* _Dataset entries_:
+ + + + + + +

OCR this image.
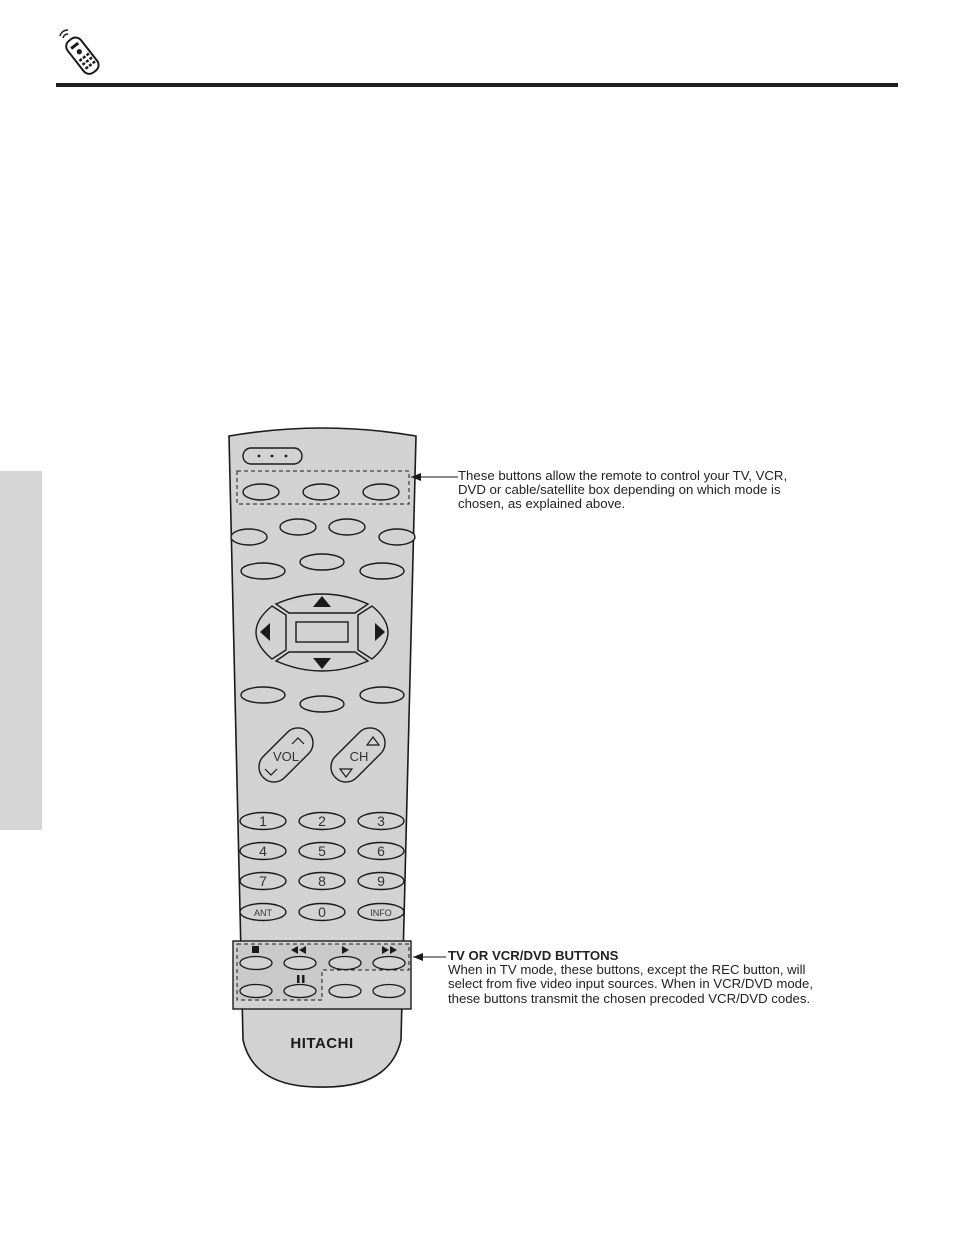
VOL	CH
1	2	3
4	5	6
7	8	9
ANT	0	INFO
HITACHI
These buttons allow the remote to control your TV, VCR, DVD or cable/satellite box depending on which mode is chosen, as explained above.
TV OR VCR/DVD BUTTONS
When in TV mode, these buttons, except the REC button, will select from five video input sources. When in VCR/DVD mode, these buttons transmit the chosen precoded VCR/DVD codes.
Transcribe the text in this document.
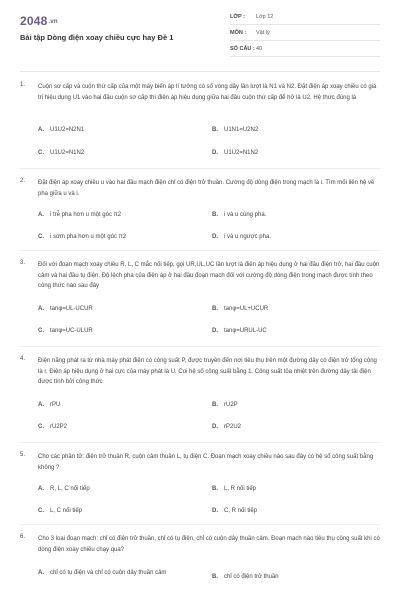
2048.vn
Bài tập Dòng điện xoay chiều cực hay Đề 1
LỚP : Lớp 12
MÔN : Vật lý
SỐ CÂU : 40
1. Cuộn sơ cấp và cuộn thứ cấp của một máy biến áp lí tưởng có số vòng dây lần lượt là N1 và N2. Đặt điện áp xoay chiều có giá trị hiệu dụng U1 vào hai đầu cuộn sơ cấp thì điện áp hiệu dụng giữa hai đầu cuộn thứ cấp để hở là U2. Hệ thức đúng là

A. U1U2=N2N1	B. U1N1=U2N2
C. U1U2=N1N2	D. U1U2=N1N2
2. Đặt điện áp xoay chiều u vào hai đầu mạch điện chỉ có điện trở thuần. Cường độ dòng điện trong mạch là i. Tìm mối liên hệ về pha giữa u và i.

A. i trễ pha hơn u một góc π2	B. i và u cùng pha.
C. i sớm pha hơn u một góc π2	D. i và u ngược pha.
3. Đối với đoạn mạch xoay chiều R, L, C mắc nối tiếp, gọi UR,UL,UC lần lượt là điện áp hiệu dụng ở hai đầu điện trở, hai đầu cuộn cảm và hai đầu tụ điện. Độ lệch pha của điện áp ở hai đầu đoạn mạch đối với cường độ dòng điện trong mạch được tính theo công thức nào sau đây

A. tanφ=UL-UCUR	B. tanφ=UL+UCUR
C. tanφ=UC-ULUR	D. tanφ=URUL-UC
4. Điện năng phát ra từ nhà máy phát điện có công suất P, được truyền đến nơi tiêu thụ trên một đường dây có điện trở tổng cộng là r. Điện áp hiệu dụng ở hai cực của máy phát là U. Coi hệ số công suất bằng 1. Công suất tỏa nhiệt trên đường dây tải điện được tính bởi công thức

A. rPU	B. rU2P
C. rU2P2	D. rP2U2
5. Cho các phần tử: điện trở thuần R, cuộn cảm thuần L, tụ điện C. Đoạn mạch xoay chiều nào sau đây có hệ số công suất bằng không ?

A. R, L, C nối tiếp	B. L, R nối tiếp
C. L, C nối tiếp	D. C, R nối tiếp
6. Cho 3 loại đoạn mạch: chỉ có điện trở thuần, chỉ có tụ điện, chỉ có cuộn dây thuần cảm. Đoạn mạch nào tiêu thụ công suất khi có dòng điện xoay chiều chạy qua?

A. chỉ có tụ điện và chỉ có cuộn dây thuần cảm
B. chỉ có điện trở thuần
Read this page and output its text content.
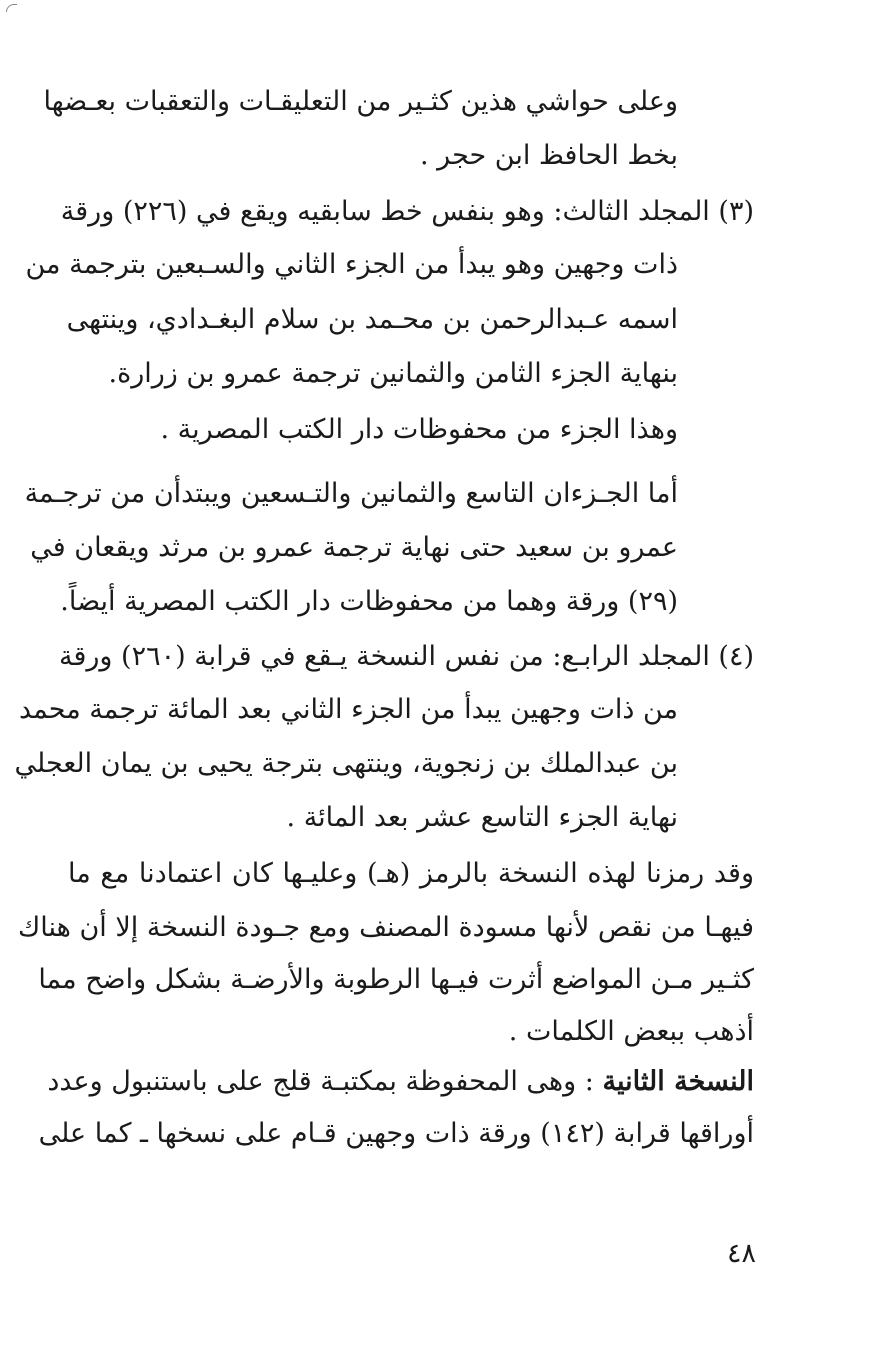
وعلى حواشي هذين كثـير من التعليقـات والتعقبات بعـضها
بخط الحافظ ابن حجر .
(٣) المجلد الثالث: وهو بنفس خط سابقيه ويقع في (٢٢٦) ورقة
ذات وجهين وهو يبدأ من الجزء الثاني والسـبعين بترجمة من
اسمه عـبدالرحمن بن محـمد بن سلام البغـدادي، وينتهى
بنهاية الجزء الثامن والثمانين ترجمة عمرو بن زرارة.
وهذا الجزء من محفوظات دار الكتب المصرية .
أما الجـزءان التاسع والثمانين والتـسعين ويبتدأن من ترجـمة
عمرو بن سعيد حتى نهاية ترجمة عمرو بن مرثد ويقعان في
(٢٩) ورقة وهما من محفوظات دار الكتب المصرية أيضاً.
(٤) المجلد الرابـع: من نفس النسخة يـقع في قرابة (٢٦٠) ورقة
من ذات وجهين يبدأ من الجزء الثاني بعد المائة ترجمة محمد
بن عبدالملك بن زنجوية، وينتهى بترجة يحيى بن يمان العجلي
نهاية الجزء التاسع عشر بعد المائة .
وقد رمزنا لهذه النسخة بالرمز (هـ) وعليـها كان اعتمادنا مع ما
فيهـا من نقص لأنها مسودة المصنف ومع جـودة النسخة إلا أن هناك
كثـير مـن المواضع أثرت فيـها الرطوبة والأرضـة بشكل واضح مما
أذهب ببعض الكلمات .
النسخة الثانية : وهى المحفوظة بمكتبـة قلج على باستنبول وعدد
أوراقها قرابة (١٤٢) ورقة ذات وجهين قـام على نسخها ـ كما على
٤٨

+ + + + + + +

* _Exercise_:
Go over the records above line by line and count those holding the word "والثمانين". Reply only with the number.

* _Written solution_:
2